▶ **LISTING**:
....................
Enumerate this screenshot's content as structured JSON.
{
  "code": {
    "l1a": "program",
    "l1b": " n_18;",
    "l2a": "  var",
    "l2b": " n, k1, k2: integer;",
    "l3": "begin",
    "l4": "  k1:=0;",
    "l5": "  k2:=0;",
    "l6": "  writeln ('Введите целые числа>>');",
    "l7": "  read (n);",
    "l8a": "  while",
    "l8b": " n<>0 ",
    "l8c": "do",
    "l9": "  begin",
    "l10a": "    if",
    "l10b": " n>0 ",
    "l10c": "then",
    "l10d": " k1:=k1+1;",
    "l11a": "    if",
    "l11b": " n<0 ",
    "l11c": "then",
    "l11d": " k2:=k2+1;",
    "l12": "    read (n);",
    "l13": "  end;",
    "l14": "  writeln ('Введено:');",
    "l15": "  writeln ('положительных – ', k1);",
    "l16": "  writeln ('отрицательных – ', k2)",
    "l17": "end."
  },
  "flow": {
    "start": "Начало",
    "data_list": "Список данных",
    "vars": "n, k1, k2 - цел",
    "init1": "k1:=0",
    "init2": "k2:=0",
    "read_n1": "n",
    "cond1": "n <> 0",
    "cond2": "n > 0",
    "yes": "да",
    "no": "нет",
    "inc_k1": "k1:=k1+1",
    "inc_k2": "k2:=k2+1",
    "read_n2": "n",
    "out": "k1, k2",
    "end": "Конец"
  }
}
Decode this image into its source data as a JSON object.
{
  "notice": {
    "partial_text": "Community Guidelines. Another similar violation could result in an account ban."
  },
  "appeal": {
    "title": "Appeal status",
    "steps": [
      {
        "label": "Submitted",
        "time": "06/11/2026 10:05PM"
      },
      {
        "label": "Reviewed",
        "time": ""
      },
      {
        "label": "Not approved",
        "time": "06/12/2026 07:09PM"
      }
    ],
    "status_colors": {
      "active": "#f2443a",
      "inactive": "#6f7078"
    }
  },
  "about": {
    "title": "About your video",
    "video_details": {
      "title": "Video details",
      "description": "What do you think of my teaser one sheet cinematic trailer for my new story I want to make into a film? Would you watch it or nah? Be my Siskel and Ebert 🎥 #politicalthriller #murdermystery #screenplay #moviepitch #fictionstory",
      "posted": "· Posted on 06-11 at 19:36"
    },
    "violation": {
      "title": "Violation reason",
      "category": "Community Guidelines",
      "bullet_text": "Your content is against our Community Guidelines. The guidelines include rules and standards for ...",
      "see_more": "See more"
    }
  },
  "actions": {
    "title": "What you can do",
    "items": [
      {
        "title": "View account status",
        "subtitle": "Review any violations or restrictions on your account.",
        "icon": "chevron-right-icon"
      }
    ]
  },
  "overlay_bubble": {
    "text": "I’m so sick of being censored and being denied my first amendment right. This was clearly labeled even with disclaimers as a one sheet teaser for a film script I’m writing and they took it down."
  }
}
....................
▶ **SHORT TASK**:
Using the exact wording, write out all of the records.

▶ **IN RESPONSE**:
Enumerate this screenshot's content as structured JSON.
{
  "code": {
    "l1a": "program",
    "l1b": " n_18;",
    "l2a": "  var",
    "l2b": " n, k1, k2: integer;",
    "l3": "begin",
    "l4": "  k1:=0;",
    "l5": "  k2:=0;",
    "l6": "  writeln ('Введите целые числа>>');",
    "l7": "  read (n);",
    "l8a": "  while",
    "l8b": " n<>0 ",
    "l8c": "do",
    "l9": "  begin",
    "l10a": "    if",
    "l10b": " n>0 ",
    "l10c": "then",
    "l10d": " k1:=k1+1;",
    "l11a": "    if",
    "l11b": " n<0 ",
    "l11c": "then",
    "l11d": " k2:=k2+1;",
    "l12": "    read (n);",
    "l13": "  end;",
    "l14": "  writeln ('Введено:');",
    "l15": "  writeln ('положительных – ', k1);",
    "l16": "  writeln ('отрицательных – ', k2)",
    "l17": "end."
  },
  "flow": {
    "start": "Начало",
    "data_list": "Список данных",
    "vars": "n, k1, k2 - цел",
    "init1": "k1:=0",
    "init2": "k2:=0",
    "read_n1": "n",
    "cond1": "n <> 0",
    "cond2": "n > 0",
    "yes": "да",
    "no": "нет",
    "inc_k1": "k1:=k1+1",
    "inc_k2": "k2:=k2+1",
    "read_n2": "n",
    "out": "k1, k2",
    "end": "Конец"
  }
}
Decode this image into its source data as a JSON object.
{
  "notice": {
    "partial_text": "Community Guidelines. Another similar violation could result in an account ban."
  },
  "appeal": {
    "title": "Appeal status",
    "steps": [
      {
        "label": "Submitted",
        "time": "06/11/2026 10:05PM"
      },
      {
        "label": "Reviewed",
        "time": ""
      },
      {
        "label": "Not approved",
        "time": "06/12/2026 07:09PM"
      }
    ],
    "status_colors": {
      "active": "#f2443a",
      "inactive": "#6f7078"
    }
  },
  "about": {
    "title": "About your video",
    "video_details": {
      "title": "Video details",
      "description": "What do you think of my teaser one sheet cinematic trailer for my new story I want to make into a film? Would you watch it or nah? Be my Siskel and Ebert 🎥 #politicalthriller #murdermystery #screenplay #moviepitch #fictionstory",
      "posted": "· Posted on 06-11 at 19:36"
    },
    "violation": {
      "title": "Violation reason",
      "category": "Community Guidelines",
      "bullet_text": "Your content is against our Community Guidelines. The guidelines include rules and standards for ...",
      "see_more": "See more"
    }
  },
  "actions": {
    "title": "What you can do",
    "items": [
      {
        "title": "View account status",
        "subtitle": "Review any violations or restrictions on your account.",
        "icon": "chevron-right-icon"
      }
    ]
  },
  "overlay_bubble": {
    "text": "I’m so sick of being censored and being denied my first amendment right. This was clearly labeled even with disclaimers as a one sheet teaser for a film script I’m writing and they took it down."
  }
}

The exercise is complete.